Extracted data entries

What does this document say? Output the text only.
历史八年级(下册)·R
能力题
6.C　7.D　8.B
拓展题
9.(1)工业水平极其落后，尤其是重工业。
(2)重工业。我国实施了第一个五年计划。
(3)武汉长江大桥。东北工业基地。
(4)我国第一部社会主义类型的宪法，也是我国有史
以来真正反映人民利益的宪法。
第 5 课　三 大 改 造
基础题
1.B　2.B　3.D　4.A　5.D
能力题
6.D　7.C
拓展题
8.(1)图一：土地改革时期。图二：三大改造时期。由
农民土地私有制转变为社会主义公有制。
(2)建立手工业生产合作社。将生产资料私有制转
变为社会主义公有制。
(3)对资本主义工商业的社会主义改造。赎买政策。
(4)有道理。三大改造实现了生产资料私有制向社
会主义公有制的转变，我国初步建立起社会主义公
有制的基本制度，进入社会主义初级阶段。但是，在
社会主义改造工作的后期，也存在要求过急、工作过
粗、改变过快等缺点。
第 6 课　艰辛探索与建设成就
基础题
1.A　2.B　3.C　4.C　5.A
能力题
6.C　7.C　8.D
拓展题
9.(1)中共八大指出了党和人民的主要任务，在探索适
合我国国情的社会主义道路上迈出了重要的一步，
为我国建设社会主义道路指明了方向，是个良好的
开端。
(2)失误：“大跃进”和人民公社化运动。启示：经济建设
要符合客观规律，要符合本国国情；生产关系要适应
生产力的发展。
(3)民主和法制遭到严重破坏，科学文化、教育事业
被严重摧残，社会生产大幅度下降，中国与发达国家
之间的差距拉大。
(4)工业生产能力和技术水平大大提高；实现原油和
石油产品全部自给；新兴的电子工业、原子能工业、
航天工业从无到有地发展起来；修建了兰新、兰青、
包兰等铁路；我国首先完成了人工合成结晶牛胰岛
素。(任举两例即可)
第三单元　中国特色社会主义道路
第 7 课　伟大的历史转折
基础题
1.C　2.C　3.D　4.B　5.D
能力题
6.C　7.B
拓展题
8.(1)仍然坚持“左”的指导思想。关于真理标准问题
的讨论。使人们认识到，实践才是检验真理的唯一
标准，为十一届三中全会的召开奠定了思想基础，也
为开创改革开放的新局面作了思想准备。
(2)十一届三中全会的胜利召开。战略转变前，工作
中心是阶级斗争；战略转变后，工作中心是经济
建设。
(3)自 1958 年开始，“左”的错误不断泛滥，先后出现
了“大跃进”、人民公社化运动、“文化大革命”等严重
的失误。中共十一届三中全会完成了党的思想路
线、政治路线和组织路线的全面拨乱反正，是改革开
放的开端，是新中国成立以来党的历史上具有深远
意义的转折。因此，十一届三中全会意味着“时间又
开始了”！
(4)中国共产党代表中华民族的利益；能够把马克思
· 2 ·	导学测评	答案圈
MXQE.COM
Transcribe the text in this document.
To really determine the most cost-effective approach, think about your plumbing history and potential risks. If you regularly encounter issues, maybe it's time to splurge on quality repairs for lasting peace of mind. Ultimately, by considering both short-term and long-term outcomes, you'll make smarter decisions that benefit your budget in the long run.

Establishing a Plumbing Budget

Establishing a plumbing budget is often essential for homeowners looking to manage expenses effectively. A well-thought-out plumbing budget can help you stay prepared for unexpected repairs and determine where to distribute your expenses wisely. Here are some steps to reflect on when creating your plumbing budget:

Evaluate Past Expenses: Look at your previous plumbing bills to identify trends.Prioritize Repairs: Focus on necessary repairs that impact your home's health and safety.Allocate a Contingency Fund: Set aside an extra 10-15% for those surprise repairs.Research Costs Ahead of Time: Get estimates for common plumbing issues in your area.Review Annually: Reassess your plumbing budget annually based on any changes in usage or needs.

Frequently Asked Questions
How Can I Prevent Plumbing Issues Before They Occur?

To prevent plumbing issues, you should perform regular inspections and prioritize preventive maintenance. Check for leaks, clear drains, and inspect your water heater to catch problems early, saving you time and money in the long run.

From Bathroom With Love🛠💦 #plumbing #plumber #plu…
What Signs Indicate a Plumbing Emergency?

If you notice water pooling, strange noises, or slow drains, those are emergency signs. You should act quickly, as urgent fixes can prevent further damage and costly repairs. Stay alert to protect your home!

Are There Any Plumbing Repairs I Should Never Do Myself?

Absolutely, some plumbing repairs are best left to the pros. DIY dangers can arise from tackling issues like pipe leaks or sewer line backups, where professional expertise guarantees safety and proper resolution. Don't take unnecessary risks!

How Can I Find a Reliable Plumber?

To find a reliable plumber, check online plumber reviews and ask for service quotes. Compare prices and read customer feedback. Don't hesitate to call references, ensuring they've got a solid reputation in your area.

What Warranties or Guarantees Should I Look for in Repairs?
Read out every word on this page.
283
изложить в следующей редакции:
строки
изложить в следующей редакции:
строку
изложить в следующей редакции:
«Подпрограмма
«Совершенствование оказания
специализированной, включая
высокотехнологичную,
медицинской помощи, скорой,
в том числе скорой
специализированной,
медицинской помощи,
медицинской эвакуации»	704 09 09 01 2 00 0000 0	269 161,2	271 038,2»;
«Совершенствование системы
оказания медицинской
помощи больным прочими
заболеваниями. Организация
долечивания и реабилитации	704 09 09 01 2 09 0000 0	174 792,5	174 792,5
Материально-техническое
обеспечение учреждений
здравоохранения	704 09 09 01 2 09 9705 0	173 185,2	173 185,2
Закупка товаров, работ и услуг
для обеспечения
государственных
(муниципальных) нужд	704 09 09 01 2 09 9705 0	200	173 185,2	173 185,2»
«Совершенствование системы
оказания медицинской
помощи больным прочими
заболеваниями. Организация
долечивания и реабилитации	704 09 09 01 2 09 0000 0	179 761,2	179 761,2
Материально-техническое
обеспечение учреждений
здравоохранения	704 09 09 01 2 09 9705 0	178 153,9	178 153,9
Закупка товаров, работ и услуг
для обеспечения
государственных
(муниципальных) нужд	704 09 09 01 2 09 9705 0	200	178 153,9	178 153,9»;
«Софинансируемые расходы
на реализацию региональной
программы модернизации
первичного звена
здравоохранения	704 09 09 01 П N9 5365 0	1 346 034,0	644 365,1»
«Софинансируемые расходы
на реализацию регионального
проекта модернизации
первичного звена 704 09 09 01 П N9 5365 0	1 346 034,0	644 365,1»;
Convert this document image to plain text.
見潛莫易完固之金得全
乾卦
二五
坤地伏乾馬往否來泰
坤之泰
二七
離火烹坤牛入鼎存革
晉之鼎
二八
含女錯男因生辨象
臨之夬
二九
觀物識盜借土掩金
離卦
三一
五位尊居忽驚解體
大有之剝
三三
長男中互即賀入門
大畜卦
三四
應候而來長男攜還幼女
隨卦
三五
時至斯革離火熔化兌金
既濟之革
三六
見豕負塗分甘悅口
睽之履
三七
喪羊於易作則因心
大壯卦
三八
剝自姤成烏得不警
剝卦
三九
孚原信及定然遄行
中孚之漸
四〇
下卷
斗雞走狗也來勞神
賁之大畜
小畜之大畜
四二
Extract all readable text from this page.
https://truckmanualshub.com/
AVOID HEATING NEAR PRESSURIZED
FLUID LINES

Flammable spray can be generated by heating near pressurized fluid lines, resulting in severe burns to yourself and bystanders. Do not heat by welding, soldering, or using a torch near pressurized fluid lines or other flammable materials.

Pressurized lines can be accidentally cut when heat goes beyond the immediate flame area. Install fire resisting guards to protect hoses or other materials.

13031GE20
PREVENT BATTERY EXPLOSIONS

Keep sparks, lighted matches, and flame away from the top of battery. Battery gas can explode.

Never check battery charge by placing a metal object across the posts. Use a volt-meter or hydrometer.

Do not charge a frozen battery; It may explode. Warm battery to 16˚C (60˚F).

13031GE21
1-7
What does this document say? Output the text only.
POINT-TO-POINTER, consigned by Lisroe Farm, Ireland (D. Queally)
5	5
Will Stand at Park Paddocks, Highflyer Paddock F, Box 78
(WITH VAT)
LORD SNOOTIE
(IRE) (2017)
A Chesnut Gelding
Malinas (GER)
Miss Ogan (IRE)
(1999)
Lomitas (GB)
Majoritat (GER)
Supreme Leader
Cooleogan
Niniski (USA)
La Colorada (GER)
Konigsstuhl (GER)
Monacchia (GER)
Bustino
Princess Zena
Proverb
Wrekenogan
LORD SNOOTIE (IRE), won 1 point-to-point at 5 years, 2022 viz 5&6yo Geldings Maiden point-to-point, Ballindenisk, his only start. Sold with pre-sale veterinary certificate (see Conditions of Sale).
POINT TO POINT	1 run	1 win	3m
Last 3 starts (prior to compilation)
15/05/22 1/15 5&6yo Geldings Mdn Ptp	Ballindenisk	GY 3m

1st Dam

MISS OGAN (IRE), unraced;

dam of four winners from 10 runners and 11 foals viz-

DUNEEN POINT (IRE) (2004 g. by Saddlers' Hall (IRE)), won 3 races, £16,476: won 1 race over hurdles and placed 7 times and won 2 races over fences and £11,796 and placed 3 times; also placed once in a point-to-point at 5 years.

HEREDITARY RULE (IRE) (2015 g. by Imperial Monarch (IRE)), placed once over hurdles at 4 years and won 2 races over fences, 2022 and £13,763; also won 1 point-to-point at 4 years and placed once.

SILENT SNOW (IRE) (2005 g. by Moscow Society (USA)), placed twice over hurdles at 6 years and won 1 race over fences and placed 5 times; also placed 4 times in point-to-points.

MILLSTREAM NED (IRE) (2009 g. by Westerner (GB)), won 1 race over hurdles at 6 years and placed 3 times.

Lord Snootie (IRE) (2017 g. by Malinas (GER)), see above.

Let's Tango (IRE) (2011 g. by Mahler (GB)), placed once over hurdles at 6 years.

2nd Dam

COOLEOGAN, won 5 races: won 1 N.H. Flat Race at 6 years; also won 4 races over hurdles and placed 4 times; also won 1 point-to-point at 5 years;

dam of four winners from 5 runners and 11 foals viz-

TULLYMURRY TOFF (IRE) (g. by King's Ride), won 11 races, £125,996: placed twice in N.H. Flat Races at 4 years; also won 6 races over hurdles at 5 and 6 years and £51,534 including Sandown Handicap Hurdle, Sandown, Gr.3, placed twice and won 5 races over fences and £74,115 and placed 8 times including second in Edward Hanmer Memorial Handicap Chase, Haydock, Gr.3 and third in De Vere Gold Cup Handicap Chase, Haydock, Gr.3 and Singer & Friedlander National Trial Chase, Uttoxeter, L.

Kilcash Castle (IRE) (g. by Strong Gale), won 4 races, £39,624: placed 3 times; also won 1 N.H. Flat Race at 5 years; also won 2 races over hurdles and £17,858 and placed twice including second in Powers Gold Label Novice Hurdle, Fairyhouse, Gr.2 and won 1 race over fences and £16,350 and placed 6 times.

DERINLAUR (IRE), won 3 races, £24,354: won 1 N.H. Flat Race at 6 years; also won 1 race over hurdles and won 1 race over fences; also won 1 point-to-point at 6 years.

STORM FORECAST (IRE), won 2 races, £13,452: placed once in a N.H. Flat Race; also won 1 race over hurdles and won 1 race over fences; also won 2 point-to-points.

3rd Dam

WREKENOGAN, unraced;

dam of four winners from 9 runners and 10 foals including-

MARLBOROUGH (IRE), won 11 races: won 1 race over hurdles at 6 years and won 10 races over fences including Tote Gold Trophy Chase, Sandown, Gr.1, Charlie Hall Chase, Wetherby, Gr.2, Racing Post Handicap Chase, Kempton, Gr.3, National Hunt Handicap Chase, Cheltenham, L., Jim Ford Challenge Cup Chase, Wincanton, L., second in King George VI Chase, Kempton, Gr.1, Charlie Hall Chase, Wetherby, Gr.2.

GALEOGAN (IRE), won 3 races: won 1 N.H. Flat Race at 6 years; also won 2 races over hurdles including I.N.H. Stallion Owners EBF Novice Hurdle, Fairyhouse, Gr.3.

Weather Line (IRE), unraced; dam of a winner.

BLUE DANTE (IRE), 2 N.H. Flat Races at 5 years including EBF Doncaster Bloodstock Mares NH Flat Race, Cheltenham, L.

## Requirement
Search the data above for the word "Novice", then gather each line in which it appears.

## Exercise output
Kilcash Castle (IRE) (g. by Strong Gale), won 4 races, £39,624: placed 3 times; also won 1 N.H. Flat Race at 5 years; also won 2 races over hurdles and £17,858 and placed twice including second in Powers Gold Label Novice Hurdle, Fairyhouse, Gr.2 and won 1 race over fences and £16,350 and placed 6 times.
GALEOGAN (IRE), won 3 races: won 1 N.H. Flat Race at 6 years; also won 2 races over hurdles including I.N.H. Stallion Owners EBF Novice Hurdle, Fairyhouse, Gr.3.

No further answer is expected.